Short exercise 1
Answer these questions about the article on search intent:
(a) What two searches does it give as examples of navigational searches?
(b) Which search formulas does it call popular transactional ones?
(c) What kind of company does its example use?

Excerpt

- - - - -

What is Search Intent and Why Your SEO Depends on It
When you hear “SEO,” most people think “keywords.” It’s a natural association. After all, people have been using typed words to conduct internet searches since the birth of the internet, and more recently, people are speaking words to conduct their searches. Still, as search technology evolves, keywords (and the other known SEO ranking factors like links and social mentions) are not enough to secure top ranking.
For a HUGE share of internet searches, to get top organic ranking, your site needs to match search intent.
Search Intent Defined
Search intent is what it sounds like—it’s the intent motivating the human user to perform a search.
Search intent has been classified in a number of ways. The categories we think are most useful are:
- Navigational (sometimes called branded searches)—users conducting these searches are trying to get to a specific web location like “Chase credit card login” or “Reebok”.
- Informational—users conducting these searches are looking for information. These types of searches can be further broken down:
- Broad research—searchers are gathering general information on a topic. Many “how to…” and “what is…” searches fit in this category.
- Specific research—searchers are moving closer to making some type of decision, so they are carefully examining their options. Searches for reviews, ratings and comparisons fall into this category.
- Transactional—users conducting these searches are ready to purchase a product or service, so they are looking for platforms that allow them to do that. “Buy…” and “near me” searches are popular transactional search formulas.
How to Implement Search Intent
Search engines want to deliver the results that meet their users’ needs. To determine search intent so that results can match it, search engine algorithms now incorporate behavioral analysis and context signals. These highly evolved algorithms are ranking your website, so if you want to appear at the top of organic searches, your content needs to match more than keywords; it needs to match user intent.
How do you do that?
By developing content that anticipates users’ needs and questions and provides the answers. This isn’t done on a single page. It entails developing dozens, maybe even hundreds, of pages or online assets (like downloadable white papers, brochures, infographics, etc.), each created to answer specific user questions.
Here’s just one example to illustrate how you can develop intent-based content:
Say you’re a hot air balloon company. You want to increase awareness and sales of private hot air balloon tours. To use search intent to improve rankings, you:
First, imagine your target audience and what kinds of questions might they have.
If they are completely new to hot ballooning, they might ask or search for:
- Are hot air balloon rides safe?
- What is the history of hot air balloons?

- - - - -

The records
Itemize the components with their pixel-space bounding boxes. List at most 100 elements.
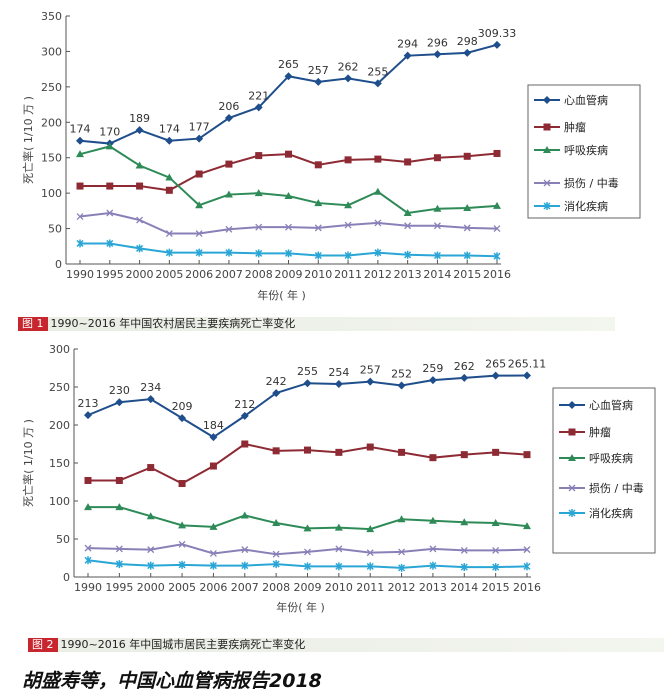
data-point: [178, 560, 186, 569]
data-point: [314, 161, 322, 169]
data-point: [209, 561, 217, 570]
data-point: [224, 114, 233, 123]
data-point: [225, 225, 233, 233]
data-point: [429, 561, 437, 570]
data-label: 257: [360, 364, 381, 377]
data-point: [433, 251, 441, 260]
x-tick-label: 1995: [105, 581, 133, 594]
data-point: [335, 448, 343, 456]
legend-box: [552, 387, 656, 554]
data-label: 212: [234, 398, 255, 411]
x-tick-label: 2005: [155, 268, 183, 281]
figure-1-title: 1990~2016 年中国农村居民主要疾病死亡率变化: [50, 317, 296, 330]
data-point: [76, 239, 84, 248]
data-point: [136, 182, 144, 190]
data-label: 170: [99, 126, 120, 139]
y-tick-label: 200: [49, 419, 70, 432]
data-point: [433, 222, 441, 230]
data-point: [135, 126, 144, 135]
data-point: [334, 379, 343, 388]
data-point: [106, 209, 114, 217]
data-point: [463, 224, 471, 232]
data-point: [115, 503, 124, 511]
data-point: [397, 381, 406, 390]
data-label: 294: [397, 38, 418, 51]
x-tick-label: 2009: [294, 581, 322, 594]
data-label: 189: [129, 112, 150, 125]
data-point: [255, 152, 263, 160]
data-point: [147, 561, 155, 570]
legend-label: 损伤 / 中毒: [589, 481, 644, 495]
series-1: 213 230 234 209 184 212 242 255 254 257 252 259 262 2…: [78, 358, 547, 442]
y-tick-label: 250: [41, 81, 62, 94]
x-tick-label: 1995: [96, 268, 124, 281]
data-label: 234: [140, 381, 161, 394]
data-point: [224, 190, 233, 198]
data-point: [115, 560, 123, 569]
data-point: [303, 562, 312, 571]
data-point: [195, 201, 204, 209]
data-point: [225, 248, 233, 257]
data-point: [492, 563, 500, 572]
data-point: [115, 545, 123, 553]
data-label: 184: [203, 419, 224, 432]
data-point: [463, 251, 471, 260]
legend-marker: [568, 484, 576, 492]
data-point: [366, 562, 374, 571]
data-point: [209, 522, 218, 530]
y-tick-label: 100: [41, 187, 62, 200]
data-point: [463, 152, 471, 160]
figure-2-label: 图 2: [28, 638, 58, 652]
data-point: [272, 560, 280, 569]
data-point: [303, 379, 312, 388]
data-point: [106, 182, 114, 190]
data-point: [272, 519, 281, 527]
data-point: [285, 223, 292, 231]
data-point: [195, 248, 203, 257]
series-5: [84, 556, 531, 572]
data-point: [272, 389, 281, 398]
data-point: [106, 239, 114, 248]
data-label: 230: [109, 384, 130, 397]
data-label: 221: [248, 89, 269, 102]
data-point: [147, 464, 155, 472]
data-point: [398, 563, 406, 572]
caption-figure-2: 图 2 1990~2016 年中国城市居民主要疾病死亡率变化: [28, 638, 664, 652]
data-point: [84, 544, 92, 552]
data-point: [136, 244, 144, 253]
data-point: [398, 548, 406, 556]
data-point: [225, 160, 233, 168]
data-point: [460, 518, 469, 526]
data-point: [492, 546, 500, 554]
x-tick-label: 2005: [168, 581, 196, 594]
data-label: 265.11: [508, 358, 547, 371]
data-point: [272, 447, 280, 455]
data-label: 262: [454, 360, 475, 373]
data-label: 296: [427, 36, 448, 49]
data-point: [146, 395, 155, 404]
legend-marker: [543, 146, 551, 153]
data-point: [165, 173, 174, 181]
x-tick-label: 2008: [262, 581, 290, 594]
legend-label: 心血管病: [564, 93, 608, 107]
data-point: [335, 562, 343, 571]
y-tick-label: 0: [63, 571, 70, 584]
series-5: [76, 239, 501, 261]
data-label: 254: [328, 366, 349, 379]
data-point: [178, 521, 187, 529]
y-tick-label: 150: [41, 152, 62, 165]
data-point: [373, 79, 382, 88]
x-tick-label: 1990: [74, 581, 102, 594]
data-point: [523, 562, 531, 571]
series-2: [76, 149, 501, 194]
data-point: [433, 204, 442, 212]
data-point: [344, 74, 353, 83]
data-point: [366, 549, 374, 557]
data-point: [209, 462, 217, 470]
data-point: [334, 523, 343, 531]
data-point: [492, 448, 500, 456]
data-point: [493, 252, 501, 261]
series-4: [84, 540, 531, 558]
data-point: [84, 503, 92, 511]
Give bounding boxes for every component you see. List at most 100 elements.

- - - - -

Short exercise 2
Find every line in the records that contains the string "most", matching case, and copy each of those lines.

Solution 1
(a) "Chase credit card login" and "Reebok"
(b) "Buy…" and "near me" searches
(c) A hot air balloon company

Solution 2
Itemize the components with their pixel-space bounding boxes. List at most 100 elements.
Give bounding boxes for every component you see. List at most 100 elements.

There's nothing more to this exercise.